Written instruction:
Check every line below for the word "object" and copy each one that has it.

Recorded information:

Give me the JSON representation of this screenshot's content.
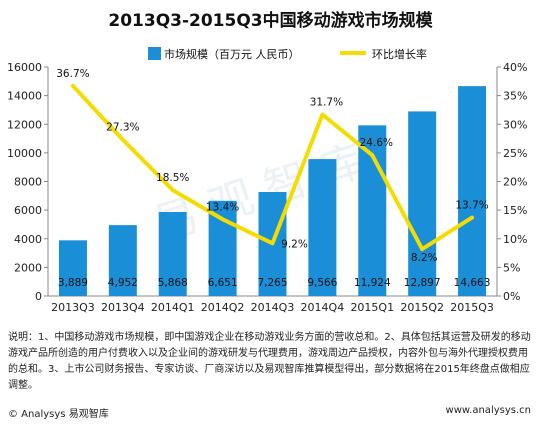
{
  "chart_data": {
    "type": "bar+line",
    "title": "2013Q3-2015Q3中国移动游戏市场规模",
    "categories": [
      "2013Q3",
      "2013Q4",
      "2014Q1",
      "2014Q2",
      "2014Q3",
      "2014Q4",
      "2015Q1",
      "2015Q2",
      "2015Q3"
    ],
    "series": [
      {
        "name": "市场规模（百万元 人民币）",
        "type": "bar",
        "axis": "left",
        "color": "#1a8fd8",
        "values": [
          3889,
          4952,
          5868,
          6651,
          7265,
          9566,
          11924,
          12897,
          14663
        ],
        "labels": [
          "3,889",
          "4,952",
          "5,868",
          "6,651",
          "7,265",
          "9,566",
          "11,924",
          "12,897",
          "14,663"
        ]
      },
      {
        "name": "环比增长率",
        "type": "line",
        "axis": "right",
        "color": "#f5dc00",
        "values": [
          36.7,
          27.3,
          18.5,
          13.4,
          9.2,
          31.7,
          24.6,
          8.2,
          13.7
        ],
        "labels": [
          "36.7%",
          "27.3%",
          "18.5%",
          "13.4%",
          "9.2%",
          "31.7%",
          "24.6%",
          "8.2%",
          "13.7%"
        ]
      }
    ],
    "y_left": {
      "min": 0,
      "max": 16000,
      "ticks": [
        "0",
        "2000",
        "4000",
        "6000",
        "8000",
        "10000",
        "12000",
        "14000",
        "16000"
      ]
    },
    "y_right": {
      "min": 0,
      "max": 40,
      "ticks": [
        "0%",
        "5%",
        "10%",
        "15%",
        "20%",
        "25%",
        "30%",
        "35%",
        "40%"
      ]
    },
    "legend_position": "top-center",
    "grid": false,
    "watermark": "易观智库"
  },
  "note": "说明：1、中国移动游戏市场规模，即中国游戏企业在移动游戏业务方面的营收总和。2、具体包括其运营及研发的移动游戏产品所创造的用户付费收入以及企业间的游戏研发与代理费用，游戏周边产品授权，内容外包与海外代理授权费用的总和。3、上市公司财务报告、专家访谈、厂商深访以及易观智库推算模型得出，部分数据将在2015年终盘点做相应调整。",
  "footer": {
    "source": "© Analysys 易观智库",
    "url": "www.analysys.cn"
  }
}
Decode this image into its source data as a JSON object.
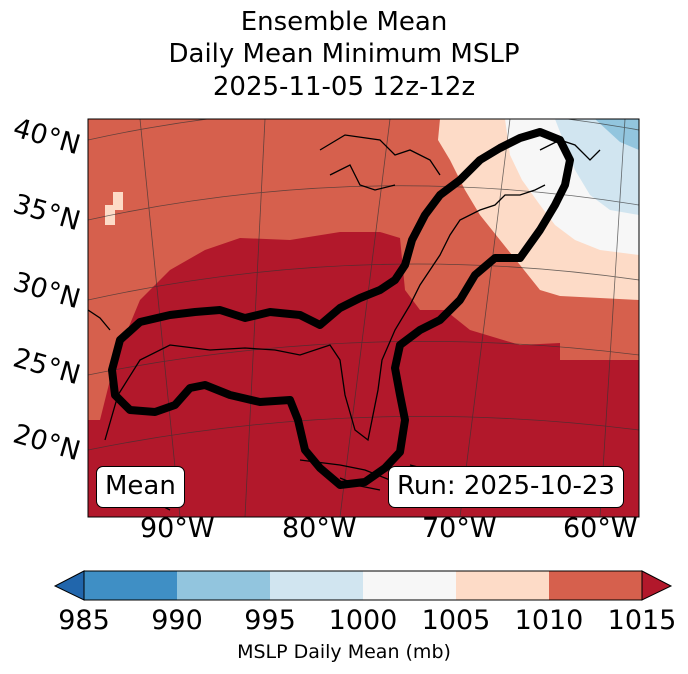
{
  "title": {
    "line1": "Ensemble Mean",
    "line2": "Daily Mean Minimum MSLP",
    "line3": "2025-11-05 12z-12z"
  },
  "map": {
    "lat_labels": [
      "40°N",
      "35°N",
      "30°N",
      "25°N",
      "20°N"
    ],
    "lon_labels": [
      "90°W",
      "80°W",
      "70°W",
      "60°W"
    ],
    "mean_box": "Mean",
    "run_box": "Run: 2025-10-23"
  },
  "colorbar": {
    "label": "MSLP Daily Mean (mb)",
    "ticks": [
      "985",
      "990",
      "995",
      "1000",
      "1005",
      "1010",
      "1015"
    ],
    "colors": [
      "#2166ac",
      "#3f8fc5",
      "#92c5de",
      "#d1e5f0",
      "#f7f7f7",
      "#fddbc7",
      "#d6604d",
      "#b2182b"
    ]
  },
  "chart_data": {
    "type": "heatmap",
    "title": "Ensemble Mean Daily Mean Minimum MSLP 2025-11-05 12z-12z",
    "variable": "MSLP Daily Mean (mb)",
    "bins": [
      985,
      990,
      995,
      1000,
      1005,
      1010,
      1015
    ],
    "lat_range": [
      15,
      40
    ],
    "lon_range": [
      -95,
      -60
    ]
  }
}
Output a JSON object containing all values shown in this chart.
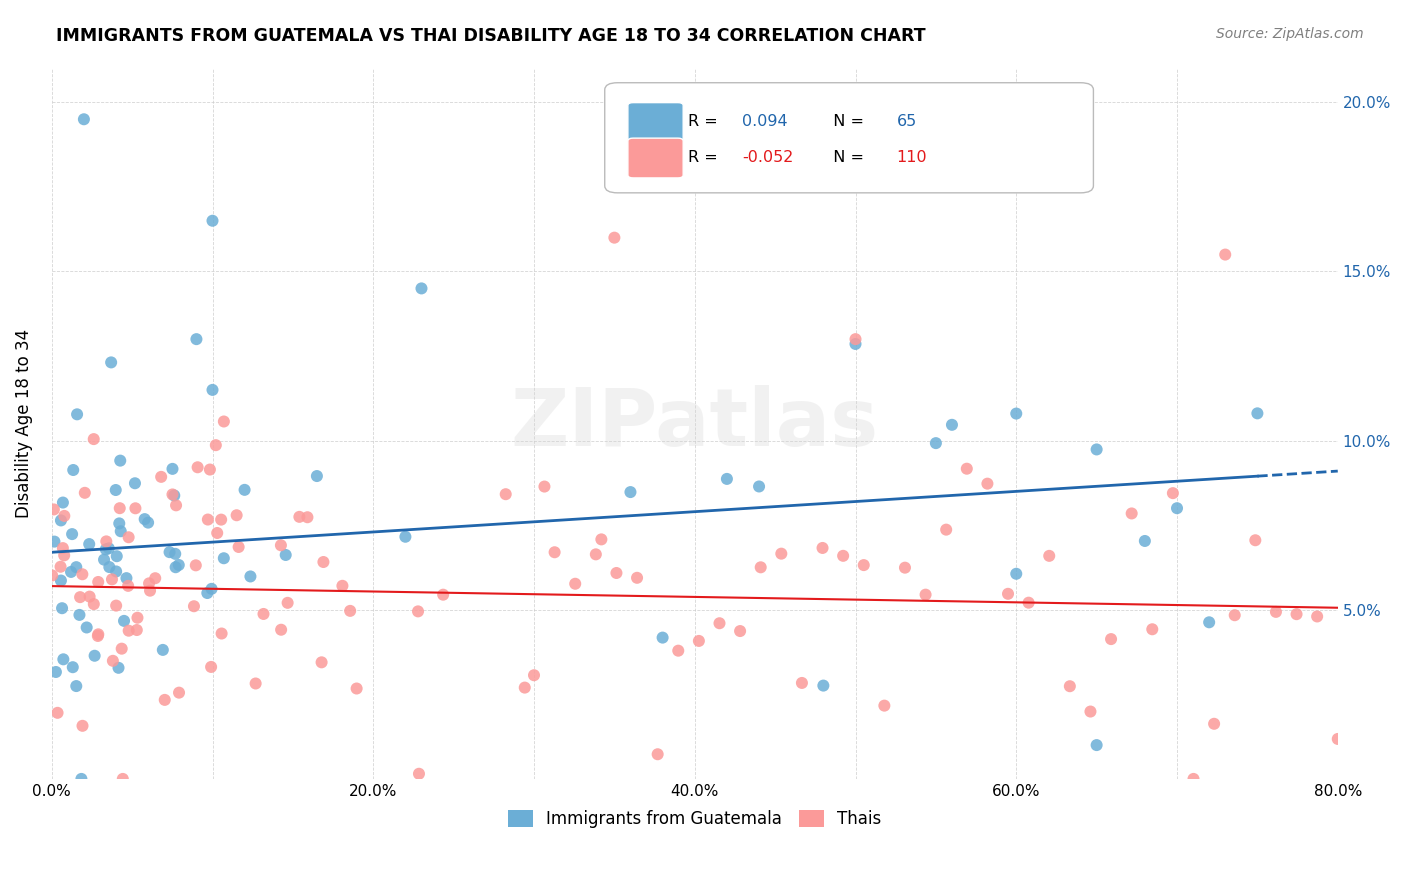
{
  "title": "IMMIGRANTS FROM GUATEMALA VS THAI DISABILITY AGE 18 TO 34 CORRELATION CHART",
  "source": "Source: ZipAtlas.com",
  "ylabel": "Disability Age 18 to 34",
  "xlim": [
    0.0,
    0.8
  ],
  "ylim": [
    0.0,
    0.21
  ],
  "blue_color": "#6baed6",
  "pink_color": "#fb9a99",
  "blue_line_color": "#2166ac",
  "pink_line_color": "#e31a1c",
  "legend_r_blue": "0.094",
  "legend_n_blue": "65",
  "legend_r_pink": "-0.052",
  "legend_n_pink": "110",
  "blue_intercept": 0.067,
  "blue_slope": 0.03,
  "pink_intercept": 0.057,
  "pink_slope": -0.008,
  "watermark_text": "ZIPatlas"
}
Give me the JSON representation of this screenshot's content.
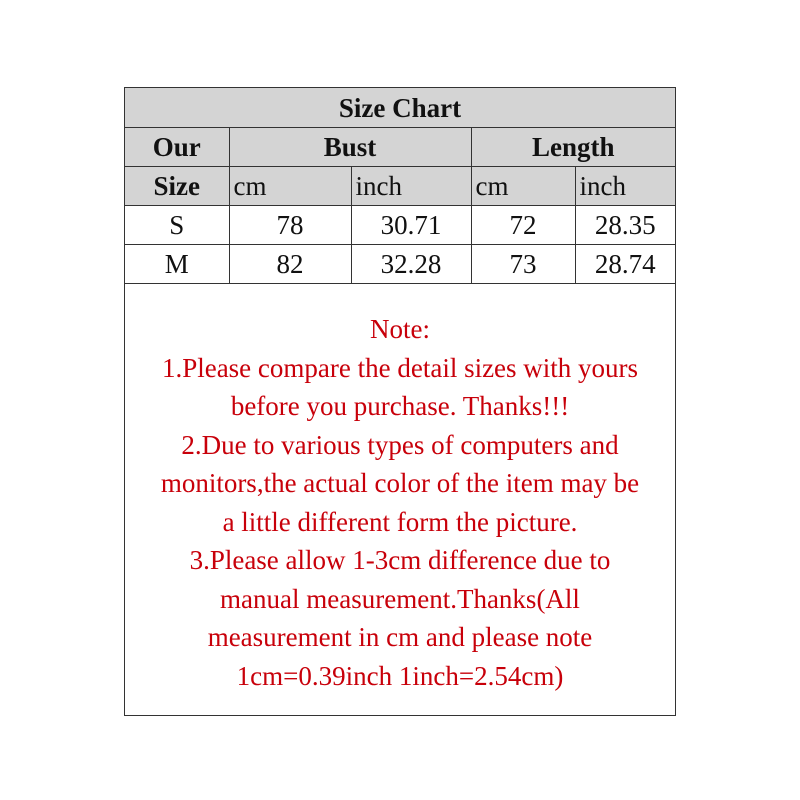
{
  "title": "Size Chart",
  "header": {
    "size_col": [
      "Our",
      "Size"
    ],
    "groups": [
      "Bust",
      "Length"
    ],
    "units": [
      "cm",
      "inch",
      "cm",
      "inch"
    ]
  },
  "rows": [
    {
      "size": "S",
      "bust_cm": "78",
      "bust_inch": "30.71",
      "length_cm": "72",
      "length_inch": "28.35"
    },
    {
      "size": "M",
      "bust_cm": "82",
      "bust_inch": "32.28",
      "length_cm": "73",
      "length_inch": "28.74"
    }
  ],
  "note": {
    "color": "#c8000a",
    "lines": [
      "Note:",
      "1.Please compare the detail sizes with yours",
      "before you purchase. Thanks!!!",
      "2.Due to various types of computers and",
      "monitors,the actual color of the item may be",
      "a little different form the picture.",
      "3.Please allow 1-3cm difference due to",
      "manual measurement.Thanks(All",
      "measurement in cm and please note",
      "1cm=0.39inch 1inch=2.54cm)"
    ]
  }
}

Solved problem:
Decode this image into its source data as a JSON object.
Output a JSON object containing all values shown in this chart.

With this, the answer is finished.